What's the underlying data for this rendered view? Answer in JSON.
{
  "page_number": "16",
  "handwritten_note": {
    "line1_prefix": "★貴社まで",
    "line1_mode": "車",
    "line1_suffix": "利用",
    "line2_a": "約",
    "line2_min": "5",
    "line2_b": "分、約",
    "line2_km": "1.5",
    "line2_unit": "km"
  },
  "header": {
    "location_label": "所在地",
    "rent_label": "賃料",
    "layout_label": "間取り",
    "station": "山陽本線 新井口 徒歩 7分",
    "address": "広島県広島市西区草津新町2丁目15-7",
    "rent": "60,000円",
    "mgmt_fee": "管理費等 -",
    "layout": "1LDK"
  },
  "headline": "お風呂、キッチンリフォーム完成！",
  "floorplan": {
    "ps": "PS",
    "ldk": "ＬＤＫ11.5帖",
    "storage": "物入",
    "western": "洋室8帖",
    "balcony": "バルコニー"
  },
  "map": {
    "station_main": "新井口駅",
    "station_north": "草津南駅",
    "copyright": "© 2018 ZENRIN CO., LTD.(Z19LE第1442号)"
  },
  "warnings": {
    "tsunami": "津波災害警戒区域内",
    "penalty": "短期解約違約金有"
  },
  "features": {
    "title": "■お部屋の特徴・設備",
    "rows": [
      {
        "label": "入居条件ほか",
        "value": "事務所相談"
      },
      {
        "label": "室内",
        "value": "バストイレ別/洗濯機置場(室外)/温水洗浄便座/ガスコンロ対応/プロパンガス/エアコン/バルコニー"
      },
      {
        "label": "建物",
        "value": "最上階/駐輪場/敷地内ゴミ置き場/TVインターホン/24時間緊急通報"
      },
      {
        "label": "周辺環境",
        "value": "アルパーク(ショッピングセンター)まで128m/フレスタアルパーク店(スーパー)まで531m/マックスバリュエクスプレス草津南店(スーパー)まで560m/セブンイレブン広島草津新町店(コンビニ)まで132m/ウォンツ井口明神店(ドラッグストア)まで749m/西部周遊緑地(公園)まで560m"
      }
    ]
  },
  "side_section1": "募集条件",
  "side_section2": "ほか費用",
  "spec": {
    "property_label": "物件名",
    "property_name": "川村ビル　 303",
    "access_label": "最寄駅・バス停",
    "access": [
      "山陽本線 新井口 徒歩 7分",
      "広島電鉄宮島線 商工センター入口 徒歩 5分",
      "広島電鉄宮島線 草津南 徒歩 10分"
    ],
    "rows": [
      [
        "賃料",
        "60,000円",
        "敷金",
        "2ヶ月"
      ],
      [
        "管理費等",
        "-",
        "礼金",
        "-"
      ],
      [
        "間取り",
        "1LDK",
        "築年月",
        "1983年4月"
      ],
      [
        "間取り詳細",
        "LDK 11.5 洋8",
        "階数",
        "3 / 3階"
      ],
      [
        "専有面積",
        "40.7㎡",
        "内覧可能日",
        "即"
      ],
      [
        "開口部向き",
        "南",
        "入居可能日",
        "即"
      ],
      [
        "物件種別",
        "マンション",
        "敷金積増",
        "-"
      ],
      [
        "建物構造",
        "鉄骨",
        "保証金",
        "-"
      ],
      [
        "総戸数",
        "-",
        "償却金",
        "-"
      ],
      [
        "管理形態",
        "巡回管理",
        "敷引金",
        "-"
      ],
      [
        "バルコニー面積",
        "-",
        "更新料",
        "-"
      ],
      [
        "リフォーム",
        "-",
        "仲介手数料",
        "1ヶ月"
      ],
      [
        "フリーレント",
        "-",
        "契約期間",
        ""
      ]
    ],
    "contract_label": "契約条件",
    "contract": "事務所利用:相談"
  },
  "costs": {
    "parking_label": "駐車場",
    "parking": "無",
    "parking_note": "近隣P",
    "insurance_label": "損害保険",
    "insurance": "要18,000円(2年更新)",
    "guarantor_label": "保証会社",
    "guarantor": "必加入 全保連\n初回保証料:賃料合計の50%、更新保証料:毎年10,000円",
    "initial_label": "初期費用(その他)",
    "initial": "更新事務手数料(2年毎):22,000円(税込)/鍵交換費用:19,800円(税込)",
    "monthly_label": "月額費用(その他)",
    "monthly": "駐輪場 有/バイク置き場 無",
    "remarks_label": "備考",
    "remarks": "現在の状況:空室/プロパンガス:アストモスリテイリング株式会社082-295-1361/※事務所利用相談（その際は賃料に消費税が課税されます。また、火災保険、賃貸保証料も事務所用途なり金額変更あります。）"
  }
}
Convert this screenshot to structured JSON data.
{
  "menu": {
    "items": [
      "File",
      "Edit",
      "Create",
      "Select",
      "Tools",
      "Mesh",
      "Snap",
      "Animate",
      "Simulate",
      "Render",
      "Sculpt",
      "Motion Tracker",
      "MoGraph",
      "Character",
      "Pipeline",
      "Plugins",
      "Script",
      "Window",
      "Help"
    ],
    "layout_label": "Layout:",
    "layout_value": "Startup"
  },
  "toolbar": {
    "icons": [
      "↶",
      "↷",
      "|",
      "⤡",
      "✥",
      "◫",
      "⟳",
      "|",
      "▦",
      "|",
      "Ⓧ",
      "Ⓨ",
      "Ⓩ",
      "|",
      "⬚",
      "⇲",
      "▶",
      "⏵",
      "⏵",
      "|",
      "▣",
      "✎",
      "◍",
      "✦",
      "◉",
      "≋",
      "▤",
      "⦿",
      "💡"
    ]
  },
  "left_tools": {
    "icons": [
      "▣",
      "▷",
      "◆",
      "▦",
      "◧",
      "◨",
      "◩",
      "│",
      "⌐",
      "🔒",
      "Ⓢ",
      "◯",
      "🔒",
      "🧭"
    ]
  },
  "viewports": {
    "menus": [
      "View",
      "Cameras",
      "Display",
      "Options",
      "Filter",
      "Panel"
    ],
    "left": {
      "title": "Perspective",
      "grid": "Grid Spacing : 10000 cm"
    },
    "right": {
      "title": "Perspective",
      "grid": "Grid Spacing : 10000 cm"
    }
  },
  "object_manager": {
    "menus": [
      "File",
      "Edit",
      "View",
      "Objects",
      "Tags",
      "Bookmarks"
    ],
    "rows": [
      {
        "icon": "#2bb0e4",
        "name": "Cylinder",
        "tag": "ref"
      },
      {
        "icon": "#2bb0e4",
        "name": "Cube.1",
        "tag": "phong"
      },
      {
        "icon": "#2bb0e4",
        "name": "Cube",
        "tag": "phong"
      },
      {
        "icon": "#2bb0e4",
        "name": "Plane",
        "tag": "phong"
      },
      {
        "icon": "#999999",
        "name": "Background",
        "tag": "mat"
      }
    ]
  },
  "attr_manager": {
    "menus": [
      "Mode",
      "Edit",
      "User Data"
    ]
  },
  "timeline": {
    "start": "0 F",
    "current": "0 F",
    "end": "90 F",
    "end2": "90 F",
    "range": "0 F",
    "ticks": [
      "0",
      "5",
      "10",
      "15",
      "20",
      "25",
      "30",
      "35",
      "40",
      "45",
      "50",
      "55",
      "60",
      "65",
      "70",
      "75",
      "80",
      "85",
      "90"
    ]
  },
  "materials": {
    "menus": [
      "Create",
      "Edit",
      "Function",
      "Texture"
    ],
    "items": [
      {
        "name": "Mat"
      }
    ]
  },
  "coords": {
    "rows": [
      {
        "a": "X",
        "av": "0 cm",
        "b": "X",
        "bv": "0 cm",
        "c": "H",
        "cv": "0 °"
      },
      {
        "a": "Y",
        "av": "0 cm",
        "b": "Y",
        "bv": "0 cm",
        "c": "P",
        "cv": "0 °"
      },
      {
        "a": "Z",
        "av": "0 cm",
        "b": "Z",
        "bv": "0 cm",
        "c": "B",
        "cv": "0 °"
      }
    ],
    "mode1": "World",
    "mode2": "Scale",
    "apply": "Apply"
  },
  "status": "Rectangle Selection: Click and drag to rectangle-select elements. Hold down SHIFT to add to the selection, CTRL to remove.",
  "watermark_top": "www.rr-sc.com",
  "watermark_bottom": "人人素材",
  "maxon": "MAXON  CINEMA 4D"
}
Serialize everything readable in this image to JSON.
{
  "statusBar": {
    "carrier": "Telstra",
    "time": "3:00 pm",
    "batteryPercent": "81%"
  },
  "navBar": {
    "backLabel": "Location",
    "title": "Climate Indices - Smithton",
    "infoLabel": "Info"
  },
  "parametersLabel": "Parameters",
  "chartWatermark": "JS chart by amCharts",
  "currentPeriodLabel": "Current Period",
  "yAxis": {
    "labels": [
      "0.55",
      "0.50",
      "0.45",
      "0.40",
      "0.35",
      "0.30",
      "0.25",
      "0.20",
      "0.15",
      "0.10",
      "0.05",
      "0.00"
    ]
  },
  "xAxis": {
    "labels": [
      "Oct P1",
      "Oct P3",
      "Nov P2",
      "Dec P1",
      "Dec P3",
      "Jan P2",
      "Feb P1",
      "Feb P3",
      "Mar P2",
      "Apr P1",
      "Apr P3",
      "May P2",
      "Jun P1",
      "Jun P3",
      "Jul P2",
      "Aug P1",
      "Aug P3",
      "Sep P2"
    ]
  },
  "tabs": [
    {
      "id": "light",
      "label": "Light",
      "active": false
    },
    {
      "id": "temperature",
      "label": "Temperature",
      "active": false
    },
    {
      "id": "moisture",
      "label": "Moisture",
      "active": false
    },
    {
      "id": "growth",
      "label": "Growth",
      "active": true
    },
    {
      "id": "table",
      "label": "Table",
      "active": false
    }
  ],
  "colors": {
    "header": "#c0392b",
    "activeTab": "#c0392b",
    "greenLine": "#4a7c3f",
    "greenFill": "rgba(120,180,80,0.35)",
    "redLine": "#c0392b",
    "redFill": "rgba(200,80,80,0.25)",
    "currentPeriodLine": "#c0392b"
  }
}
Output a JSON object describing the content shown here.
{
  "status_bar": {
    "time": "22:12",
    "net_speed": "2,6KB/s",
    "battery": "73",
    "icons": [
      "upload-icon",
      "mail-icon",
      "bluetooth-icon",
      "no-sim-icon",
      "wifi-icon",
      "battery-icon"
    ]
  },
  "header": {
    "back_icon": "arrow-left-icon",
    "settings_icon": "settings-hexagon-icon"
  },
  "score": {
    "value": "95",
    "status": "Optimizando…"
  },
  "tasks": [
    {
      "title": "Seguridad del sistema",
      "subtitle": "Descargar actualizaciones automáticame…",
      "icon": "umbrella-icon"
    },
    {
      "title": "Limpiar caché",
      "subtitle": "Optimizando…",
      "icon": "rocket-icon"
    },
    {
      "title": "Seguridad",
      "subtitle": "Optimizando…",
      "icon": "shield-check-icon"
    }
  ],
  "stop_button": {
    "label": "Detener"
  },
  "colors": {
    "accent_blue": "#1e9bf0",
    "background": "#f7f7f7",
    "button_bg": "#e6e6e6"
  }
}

◇ ◇ ◇

Task
Copy out all lines above that include the string "Seguridad".

Full answer
      "title": "Seguridad del sistema",
      "title": "Seguridad",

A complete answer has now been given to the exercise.